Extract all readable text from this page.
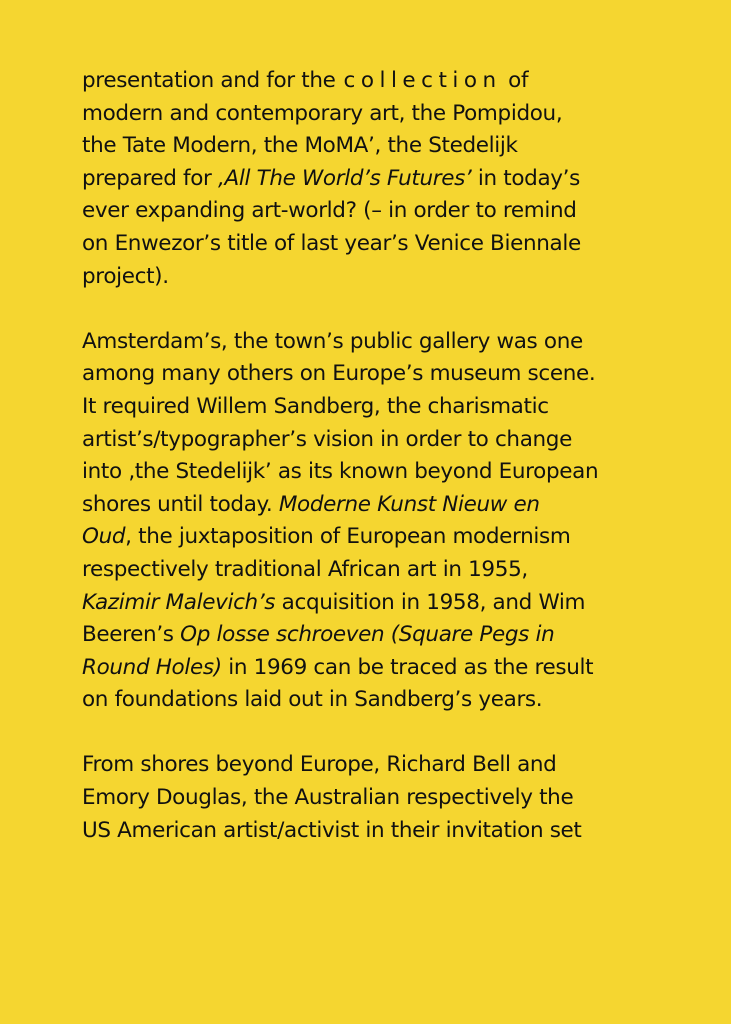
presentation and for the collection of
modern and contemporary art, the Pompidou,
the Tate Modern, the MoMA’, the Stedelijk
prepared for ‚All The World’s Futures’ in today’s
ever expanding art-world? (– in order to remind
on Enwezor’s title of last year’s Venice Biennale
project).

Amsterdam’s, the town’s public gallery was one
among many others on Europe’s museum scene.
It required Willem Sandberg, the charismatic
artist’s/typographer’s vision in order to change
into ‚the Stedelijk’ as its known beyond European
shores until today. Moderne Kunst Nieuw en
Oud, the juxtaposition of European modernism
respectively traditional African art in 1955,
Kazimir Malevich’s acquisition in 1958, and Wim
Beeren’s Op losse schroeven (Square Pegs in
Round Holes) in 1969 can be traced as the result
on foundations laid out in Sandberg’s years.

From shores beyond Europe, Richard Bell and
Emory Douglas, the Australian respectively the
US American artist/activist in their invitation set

[GOAL OF THE EXERCISE] Find every line of the data that holds the string "respectively", then say how many there are and nothing else.

[TASK ANSWER] 2